> _RECORDS SUPPLIED_
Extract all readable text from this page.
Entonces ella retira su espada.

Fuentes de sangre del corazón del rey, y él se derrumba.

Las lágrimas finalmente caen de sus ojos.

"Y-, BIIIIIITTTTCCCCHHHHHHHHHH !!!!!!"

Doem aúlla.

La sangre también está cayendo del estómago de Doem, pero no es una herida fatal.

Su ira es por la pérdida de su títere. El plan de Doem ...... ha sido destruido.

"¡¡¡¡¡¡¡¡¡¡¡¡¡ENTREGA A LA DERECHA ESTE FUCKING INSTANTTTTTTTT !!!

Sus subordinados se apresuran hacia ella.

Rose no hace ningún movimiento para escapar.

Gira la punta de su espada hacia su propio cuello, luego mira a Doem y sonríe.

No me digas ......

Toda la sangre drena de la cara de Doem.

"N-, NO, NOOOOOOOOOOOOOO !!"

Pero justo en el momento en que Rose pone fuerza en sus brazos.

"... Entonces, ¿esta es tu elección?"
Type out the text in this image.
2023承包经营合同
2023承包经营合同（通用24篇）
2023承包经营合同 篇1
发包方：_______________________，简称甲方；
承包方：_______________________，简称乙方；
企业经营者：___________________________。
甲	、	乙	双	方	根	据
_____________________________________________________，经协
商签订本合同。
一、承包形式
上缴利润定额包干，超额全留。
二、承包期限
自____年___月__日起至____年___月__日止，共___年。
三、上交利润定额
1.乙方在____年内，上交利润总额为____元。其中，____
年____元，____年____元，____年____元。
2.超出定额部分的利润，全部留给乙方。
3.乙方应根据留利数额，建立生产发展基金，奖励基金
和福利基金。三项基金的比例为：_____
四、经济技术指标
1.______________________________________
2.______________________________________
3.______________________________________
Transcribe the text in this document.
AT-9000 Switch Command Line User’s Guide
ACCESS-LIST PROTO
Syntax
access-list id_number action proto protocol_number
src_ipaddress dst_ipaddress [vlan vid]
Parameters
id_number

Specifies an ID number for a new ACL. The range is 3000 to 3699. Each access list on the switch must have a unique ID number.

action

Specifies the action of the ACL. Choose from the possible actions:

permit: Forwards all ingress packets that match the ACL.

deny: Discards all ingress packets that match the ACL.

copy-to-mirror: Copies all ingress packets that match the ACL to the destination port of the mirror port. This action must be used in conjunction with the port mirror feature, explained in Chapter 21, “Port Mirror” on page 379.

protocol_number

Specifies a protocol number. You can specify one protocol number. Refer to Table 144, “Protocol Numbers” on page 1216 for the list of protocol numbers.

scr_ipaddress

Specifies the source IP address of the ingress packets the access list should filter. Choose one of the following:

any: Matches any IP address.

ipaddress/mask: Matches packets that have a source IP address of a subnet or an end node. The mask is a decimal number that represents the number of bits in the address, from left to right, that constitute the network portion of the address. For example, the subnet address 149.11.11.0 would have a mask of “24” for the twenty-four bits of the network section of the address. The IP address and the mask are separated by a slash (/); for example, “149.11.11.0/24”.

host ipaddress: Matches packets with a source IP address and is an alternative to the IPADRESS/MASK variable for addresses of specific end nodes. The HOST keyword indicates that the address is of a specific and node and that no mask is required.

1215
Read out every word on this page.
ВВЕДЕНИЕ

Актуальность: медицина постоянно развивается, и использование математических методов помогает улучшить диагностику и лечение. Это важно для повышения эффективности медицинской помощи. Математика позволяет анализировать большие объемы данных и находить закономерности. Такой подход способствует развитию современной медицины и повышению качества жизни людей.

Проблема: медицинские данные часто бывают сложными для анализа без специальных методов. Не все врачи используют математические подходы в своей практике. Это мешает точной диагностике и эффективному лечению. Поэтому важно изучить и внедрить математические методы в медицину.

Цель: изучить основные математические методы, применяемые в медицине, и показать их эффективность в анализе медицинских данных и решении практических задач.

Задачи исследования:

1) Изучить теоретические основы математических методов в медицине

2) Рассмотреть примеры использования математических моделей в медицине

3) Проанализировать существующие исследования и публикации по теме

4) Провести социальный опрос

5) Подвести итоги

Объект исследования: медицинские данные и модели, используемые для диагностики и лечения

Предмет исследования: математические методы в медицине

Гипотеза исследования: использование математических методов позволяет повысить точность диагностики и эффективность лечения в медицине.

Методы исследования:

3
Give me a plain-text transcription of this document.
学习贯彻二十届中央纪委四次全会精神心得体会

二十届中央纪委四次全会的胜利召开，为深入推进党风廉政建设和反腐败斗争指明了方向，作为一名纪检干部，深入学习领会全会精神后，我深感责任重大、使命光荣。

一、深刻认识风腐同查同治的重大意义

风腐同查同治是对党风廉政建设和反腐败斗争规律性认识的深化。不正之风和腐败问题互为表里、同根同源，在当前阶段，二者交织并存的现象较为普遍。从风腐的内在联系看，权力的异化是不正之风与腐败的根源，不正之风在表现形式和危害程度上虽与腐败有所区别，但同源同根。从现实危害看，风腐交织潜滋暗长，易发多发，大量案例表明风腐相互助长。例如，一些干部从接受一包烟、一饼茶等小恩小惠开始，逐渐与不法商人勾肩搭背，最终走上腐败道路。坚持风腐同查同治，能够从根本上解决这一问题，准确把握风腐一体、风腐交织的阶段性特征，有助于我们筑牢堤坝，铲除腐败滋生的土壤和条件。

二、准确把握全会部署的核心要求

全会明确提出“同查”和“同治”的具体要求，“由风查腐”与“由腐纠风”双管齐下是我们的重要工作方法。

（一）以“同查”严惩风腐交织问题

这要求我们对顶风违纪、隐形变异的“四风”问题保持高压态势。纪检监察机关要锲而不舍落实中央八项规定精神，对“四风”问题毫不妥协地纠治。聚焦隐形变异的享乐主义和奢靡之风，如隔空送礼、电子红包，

> _TASK GOAL_
Would you restate each of the entries word for word?

> _RESPONSE_
Extract all readable text from this page.
Entonces ella retira su espada.

Fuentes de sangre del corazón del rey, y él se derrumba.

Las lágrimas finalmente caen de sus ojos.

"Y-, BIIIIIITTTTCCCCHHHHHHHHHH !!!!!!"

Doem aúlla.

La sangre también está cayendo del estómago de Doem, pero no es una herida fatal.

Su ira es por la pérdida de su títere. El plan de Doem ...... ha sido destruido.

"¡¡¡¡¡¡¡¡¡¡¡¡¡ENTREGA A LA DERECHA ESTE FUCKING INSTANTTTTTTTT !!!

Sus subordinados se apresuran hacia ella.

Rose no hace ningún movimiento para escapar.

Gira la punta de su espada hacia su propio cuello, luego mira a Doem y sonríe.

No me digas ......

Toda la sangre drena de la cara de Doem.

"N-, NO, NOOOOOOOOOOOOOO !!"

Pero justo en el momento en que Rose pone fuerza en sus brazos.

"... Entonces, ¿esta es tu elección?"
Type out the text in this image.
2023承包经营合同
2023承包经营合同（通用24篇）
2023承包经营合同 篇1
发包方：_______________________，简称甲方；
承包方：_______________________，简称乙方；
企业经营者：___________________________。
甲	、	乙	双	方	根	据
_____________________________________________________，经协
商签订本合同。
一、承包形式
上缴利润定额包干，超额全留。
二、承包期限
自____年___月__日起至____年___月__日止，共___年。
三、上交利润定额
1.乙方在____年内，上交利润总额为____元。其中，____
年____元，____年____元，____年____元。
2.超出定额部分的利润，全部留给乙方。
3.乙方应根据留利数额，建立生产发展基金，奖励基金
和福利基金。三项基金的比例为：_____
四、经济技术指标
1.______________________________________
2.______________________________________
3.______________________________________
Transcribe the text in this document.
AT-9000 Switch Command Line User’s Guide
ACCESS-LIST PROTO
Syntax
access-list id_number action proto protocol_number
src_ipaddress dst_ipaddress [vlan vid]
Parameters
id_number

Specifies an ID number for a new ACL. The range is 3000 to 3699. Each access list on the switch must have a unique ID number.

action

Specifies the action of the ACL. Choose from the possible actions:

permit: Forwards all ingress packets that match the ACL.

deny: Discards all ingress packets that match the ACL.

copy-to-mirror: Copies all ingress packets that match the ACL to the destination port of the mirror port. This action must be used in conjunction with the port mirror feature, explained in Chapter 21, “Port Mirror” on page 379.

protocol_number

Specifies a protocol number. You can specify one protocol number. Refer to Table 144, “Protocol Numbers” on page 1216 for the list of protocol numbers.

scr_ipaddress

Specifies the source IP address of the ingress packets the access list should filter. Choose one of the following:

any: Matches any IP address.

ipaddress/mask: Matches packets that have a source IP address of a subnet or an end node. The mask is a decimal number that represents the number of bits in the address, from left to right, that constitute the network portion of the address. For example, the subnet address 149.11.11.0 would have a mask of “24” for the twenty-four bits of the network section of the address. The IP address and the mask are separated by a slash (/); for example, “149.11.11.0/24”.

host ipaddress: Matches packets with a source IP address and is an alternative to the IPADRESS/MASK variable for addresses of specific end nodes. The HOST keyword indicates that the address is of a specific and node and that no mask is required.

1215
Read out every word on this page.
ВВЕДЕНИЕ

Актуальность: медицина постоянно развивается, и использование математических методов помогает улучшить диагностику и лечение. Это важно для повышения эффективности медицинской помощи. Математика позволяет анализировать большие объемы данных и находить закономерности. Такой подход способствует развитию современной медицины и повышению качества жизни людей.

Проблема: медицинские данные часто бывают сложными для анализа без специальных методов. Не все врачи используют математические подходы в своей практике. Это мешает точной диагностике и эффективному лечению. Поэтому важно изучить и внедрить математические методы в медицину.

Цель: изучить основные математические методы, применяемые в медицине, и показать их эффективность в анализе медицинских данных и решении практических задач.

Задачи исследования:

1) Изучить теоретические основы математических методов в медицине

2) Рассмотреть примеры использования математических моделей в медицине

3) Проанализировать существующие исследования и публикации по теме

4) Провести социальный опрос

5) Подвести итоги

Объект исследования: медицинские данные и модели, используемые для диагностики и лечения

Предмет исследования: математические методы в медицине

Гипотеза исследования: использование математических методов позволяет повысить точность диагностики и эффективность лечения в медицине.

Методы исследования:

3
Give me a plain-text transcription of this document.
学习贯彻二十届中央纪委四次全会精神心得体会

二十届中央纪委四次全会的胜利召开，为深入推进党风廉政建设和反腐败斗争指明了方向，作为一名纪检干部，深入学习领会全会精神后，我深感责任重大、使命光荣。

一、深刻认识风腐同查同治的重大意义

风腐同查同治是对党风廉政建设和反腐败斗争规律性认识的深化。不正之风和腐败问题互为表里、同根同源，在当前阶段，二者交织并存的现象较为普遍。从风腐的内在联系看，权力的异化是不正之风与腐败的根源，不正之风在表现形式和危害程度上虽与腐败有所区别，但同源同根。从现实危害看，风腐交织潜滋暗长，易发多发，大量案例表明风腐相互助长。例如，一些干部从接受一包烟、一饼茶等小恩小惠开始，逐渐与不法商人勾肩搭背，最终走上腐败道路。坚持风腐同查同治，能够从根本上解决这一问题，准确把握风腐一体、风腐交织的阶段性特征，有助于我们筑牢堤坝，铲除腐败滋生的土壤和条件。

二、准确把握全会部署的核心要求

全会明确提出“同查”和“同治”的具体要求，“由风查腐”与“由腐纠风”双管齐下是我们的重要工作方法。

（一）以“同查”严惩风腐交织问题

这要求我们对顶风违纪、隐形变异的“四风”问题保持高压态势。纪检监察机关要锲而不舍落实中央八项规定精神，对“四风”问题毫不妥协地纠治。聚焦隐形变异的享乐主义和奢靡之风，如隔空送礼、电子红包，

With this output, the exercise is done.